● **Do this**
The entries below need to be written out exactly, with no pictures included.

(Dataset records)

────

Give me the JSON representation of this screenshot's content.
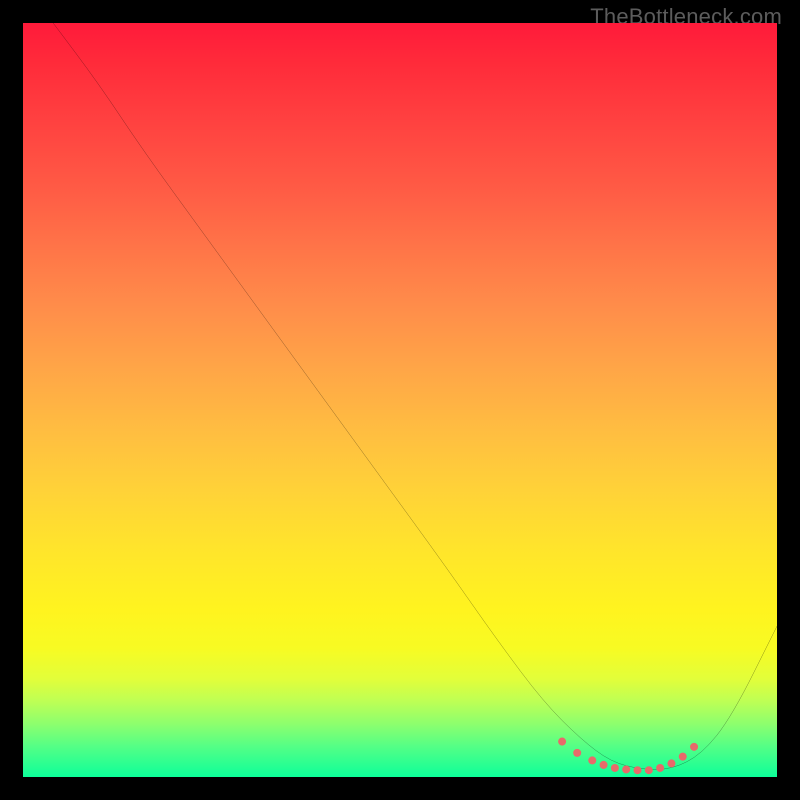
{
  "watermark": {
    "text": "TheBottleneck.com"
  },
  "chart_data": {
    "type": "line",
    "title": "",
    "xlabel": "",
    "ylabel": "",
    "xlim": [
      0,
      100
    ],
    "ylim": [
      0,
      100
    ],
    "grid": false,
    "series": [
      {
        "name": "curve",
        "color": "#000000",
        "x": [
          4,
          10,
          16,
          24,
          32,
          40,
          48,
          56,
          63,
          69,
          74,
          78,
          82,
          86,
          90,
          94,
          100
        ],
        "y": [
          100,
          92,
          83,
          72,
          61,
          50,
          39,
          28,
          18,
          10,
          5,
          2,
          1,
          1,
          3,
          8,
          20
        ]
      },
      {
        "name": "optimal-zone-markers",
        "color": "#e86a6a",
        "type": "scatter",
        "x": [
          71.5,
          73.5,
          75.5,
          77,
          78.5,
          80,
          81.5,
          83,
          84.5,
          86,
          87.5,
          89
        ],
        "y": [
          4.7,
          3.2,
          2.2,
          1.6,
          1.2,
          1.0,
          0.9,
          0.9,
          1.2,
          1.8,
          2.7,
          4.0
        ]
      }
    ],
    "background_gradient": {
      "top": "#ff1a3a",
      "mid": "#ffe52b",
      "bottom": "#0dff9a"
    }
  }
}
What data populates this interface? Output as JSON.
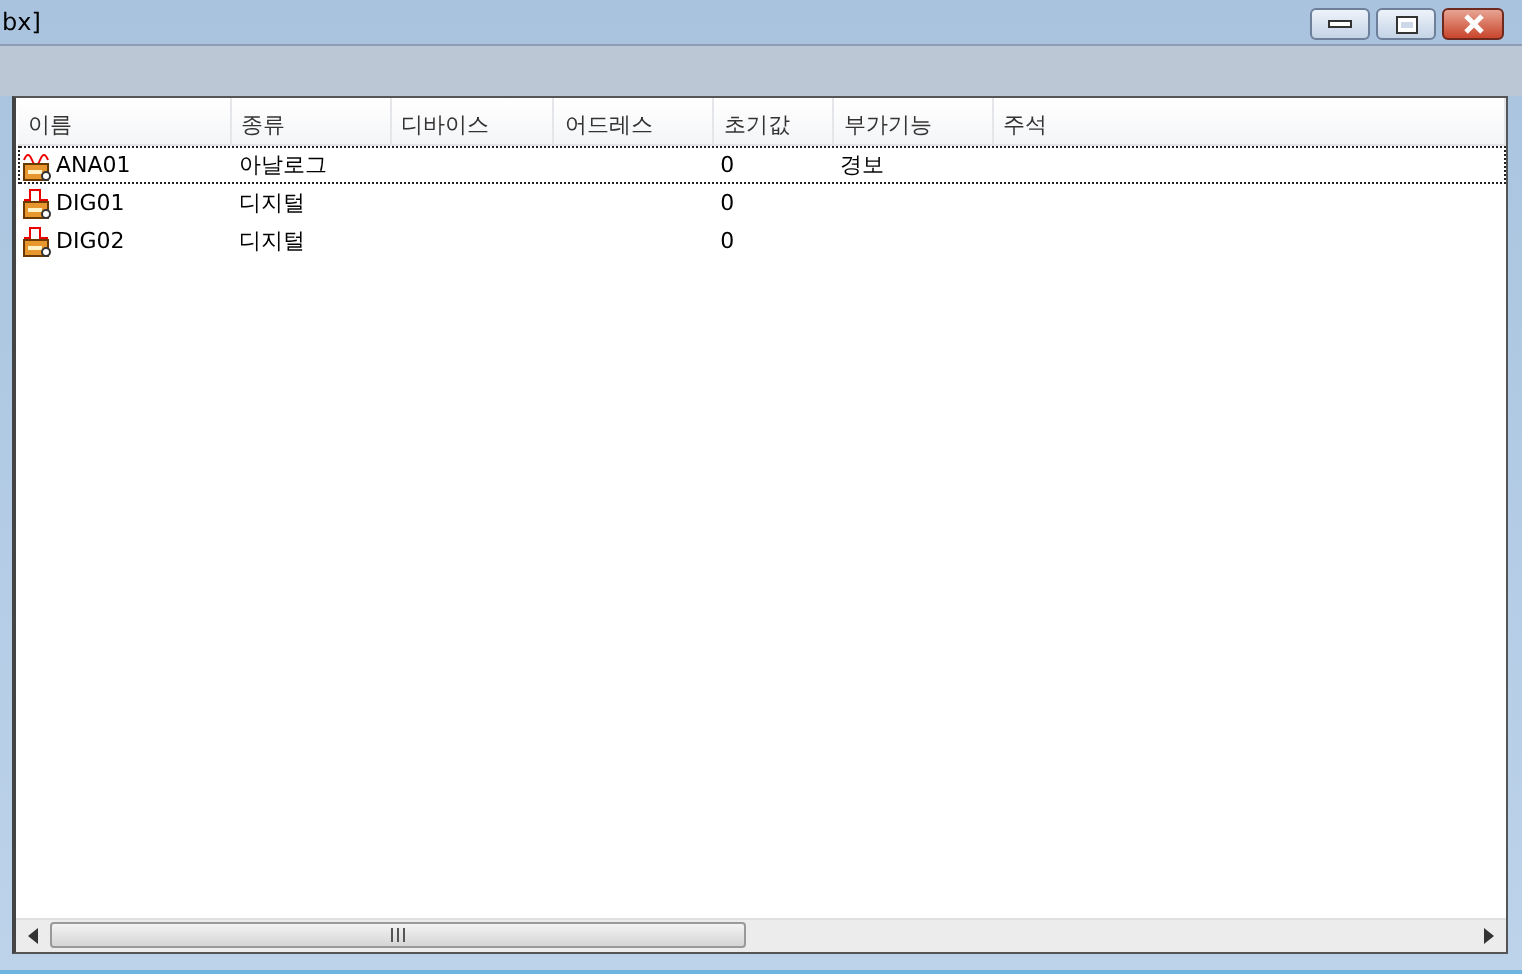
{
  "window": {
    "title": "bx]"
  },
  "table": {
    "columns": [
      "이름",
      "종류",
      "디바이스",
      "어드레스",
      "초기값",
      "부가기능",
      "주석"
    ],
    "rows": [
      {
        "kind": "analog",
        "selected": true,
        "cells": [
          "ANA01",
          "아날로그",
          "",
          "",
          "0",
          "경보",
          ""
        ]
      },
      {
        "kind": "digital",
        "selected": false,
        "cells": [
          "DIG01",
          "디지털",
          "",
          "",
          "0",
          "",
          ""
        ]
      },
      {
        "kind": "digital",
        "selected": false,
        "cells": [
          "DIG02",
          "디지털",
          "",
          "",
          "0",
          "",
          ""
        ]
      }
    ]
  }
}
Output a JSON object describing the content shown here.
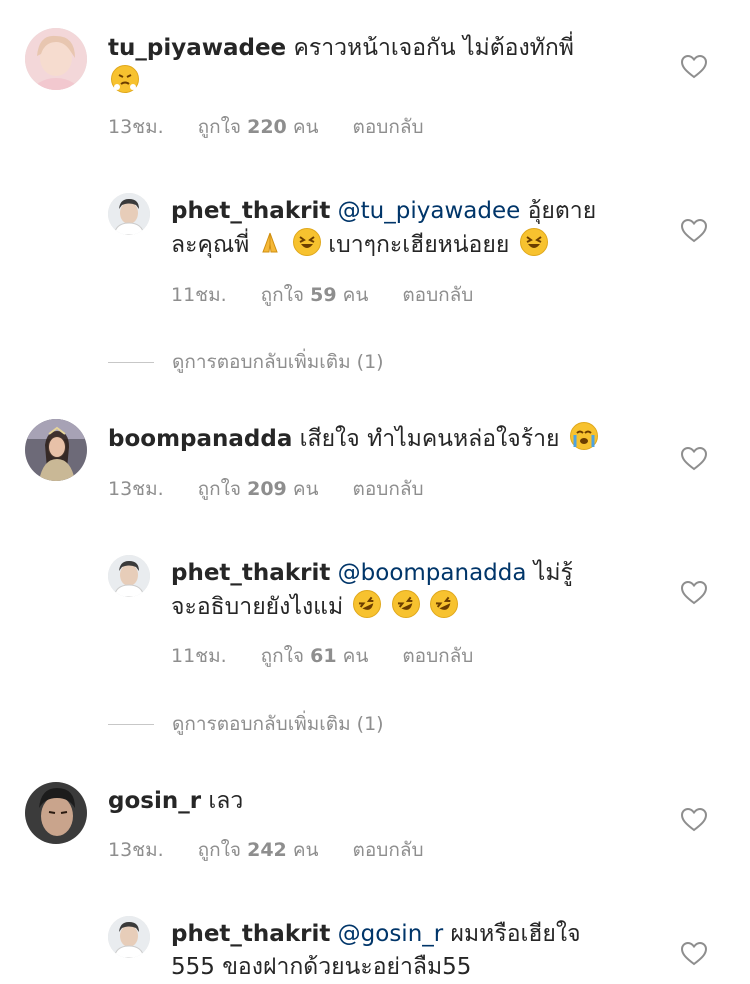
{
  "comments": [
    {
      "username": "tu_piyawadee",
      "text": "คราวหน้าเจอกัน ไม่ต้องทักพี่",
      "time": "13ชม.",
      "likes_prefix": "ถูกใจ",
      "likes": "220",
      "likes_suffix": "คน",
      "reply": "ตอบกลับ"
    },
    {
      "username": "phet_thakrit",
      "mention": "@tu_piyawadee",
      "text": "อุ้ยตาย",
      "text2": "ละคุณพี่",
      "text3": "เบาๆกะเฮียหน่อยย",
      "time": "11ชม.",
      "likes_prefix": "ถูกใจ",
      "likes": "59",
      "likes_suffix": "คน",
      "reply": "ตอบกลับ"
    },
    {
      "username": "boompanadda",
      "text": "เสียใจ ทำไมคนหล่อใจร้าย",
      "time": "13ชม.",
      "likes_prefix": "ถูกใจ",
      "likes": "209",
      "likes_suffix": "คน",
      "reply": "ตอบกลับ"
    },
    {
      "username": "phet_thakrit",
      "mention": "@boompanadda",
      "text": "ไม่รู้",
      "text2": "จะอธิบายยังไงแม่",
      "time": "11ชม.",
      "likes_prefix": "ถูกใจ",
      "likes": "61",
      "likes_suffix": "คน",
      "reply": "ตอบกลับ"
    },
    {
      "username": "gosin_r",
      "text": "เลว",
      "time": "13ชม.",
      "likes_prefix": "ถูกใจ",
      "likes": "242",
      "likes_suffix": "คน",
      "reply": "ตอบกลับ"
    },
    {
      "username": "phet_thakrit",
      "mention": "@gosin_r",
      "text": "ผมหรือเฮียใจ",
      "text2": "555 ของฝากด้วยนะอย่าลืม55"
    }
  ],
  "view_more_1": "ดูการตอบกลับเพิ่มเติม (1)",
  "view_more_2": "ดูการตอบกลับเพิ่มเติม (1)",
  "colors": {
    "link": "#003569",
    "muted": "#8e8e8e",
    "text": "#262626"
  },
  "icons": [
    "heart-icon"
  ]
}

────

● **Exercise response**
Give me the JSON representation of this screenshot's content.
{
  "watermark": {
    "text": "TheBottleneck.com"
  },
  "chart_data": {
    "type": "line",
    "title": "",
    "xlabel": "",
    "ylabel": "",
    "xlim": [
      0,
      100
    ],
    "ylim": [
      0,
      100
    ],
    "grid": false,
    "series": [
      {
        "name": "curve",
        "color": "#000000",
        "x": [
          4,
          10,
          16,
          24,
          32,
          40,
          48,
          56,
          63,
          69,
          74,
          78,
          82,
          86,
          90,
          94,
          100
        ],
        "y": [
          100,
          92,
          83,
          72,
          61,
          50,
          39,
          28,
          18,
          10,
          5,
          2,
          1,
          1,
          3,
          8,
          20
        ]
      },
      {
        "name": "optimal-zone-markers",
        "color": "#e86a6a",
        "type": "scatter",
        "x": [
          71.5,
          73.5,
          75.5,
          77,
          78.5,
          80,
          81.5,
          83,
          84.5,
          86,
          87.5,
          89
        ],
        "y": [
          4.7,
          3.2,
          2.2,
          1.6,
          1.2,
          1.0,
          0.9,
          0.9,
          1.2,
          1.8,
          2.7,
          4.0
        ]
      }
    ],
    "background_gradient": {
      "top": "#ff1a3a",
      "mid": "#ffe52b",
      "bottom": "#0dff9a"
    }
  }
}
What data populates this interface? Output as JSON.
{
  "window": {
    "title": "bx]"
  },
  "table": {
    "columns": [
      "이름",
      "종류",
      "디바이스",
      "어드레스",
      "초기값",
      "부가기능",
      "주석"
    ],
    "rows": [
      {
        "kind": "analog",
        "selected": true,
        "cells": [
          "ANA01",
          "아날로그",
          "",
          "",
          "0",
          "경보",
          ""
        ]
      },
      {
        "kind": "digital",
        "selected": false,
        "cells": [
          "DIG01",
          "디지털",
          "",
          "",
          "0",
          "",
          ""
        ]
      },
      {
        "kind": "digital",
        "selected": false,
        "cells": [
          "DIG02",
          "디지털",
          "",
          "",
          "0",
          "",
          ""
        ]
      }
    ]
  }
}
Output a JSON object describing the content shown here.
{
  "comments": [
    {
      "username": "tu_piyawadee",
      "text": "คราวหน้าเจอกัน ไม่ต้องทักพี่",
      "time": "13ชม.",
      "likes_prefix": "ถูกใจ",
      "likes": "220",
      "likes_suffix": "คน",
      "reply": "ตอบกลับ"
    },
    {
      "username": "phet_thakrit",
      "mention": "@tu_piyawadee",
      "text": "อุ้ยตาย",
      "text2": "ละคุณพี่",
      "text3": "เบาๆกะเฮียหน่อยย",
      "time": "11ชม.",
      "likes_prefix": "ถูกใจ",
      "likes": "59",
      "likes_suffix": "คน",
      "reply": "ตอบกลับ"
    },
    {
      "username": "boompanadda",
      "text": "เสียใจ ทำไมคนหล่อใจร้าย",
      "time": "13ชม.",
      "likes_prefix": "ถูกใจ",
      "likes": "209",
      "likes_suffix": "คน",
      "reply": "ตอบกลับ"
    },
    {
      "username": "phet_thakrit",
      "mention": "@boompanadda",
      "text": "ไม่รู้",
      "text2": "จะอธิบายยังไงแม่",
      "time": "11ชม.",
      "likes_prefix": "ถูกใจ",
      "likes": "61",
      "likes_suffix": "คน",
      "reply": "ตอบกลับ"
    },
    {
      "username": "gosin_r",
      "text": "เลว",
      "time": "13ชม.",
      "likes_prefix": "ถูกใจ",
      "likes": "242",
      "likes_suffix": "คน",
      "reply": "ตอบกลับ"
    },
    {
      "username": "phet_thakrit",
      "mention": "@gosin_r",
      "text": "ผมหรือเฮียใจ",
      "text2": "555 ของฝากด้วยนะอย่าลืม55"
    }
  ],
  "view_more_1": "ดูการตอบกลับเพิ่มเติม (1)",
  "view_more_2": "ดูการตอบกลับเพิ่มเติม (1)",
  "colors": {
    "link": "#003569",
    "muted": "#8e8e8e",
    "text": "#262626"
  },
  "icons": [
    "heart-icon"
  ]
}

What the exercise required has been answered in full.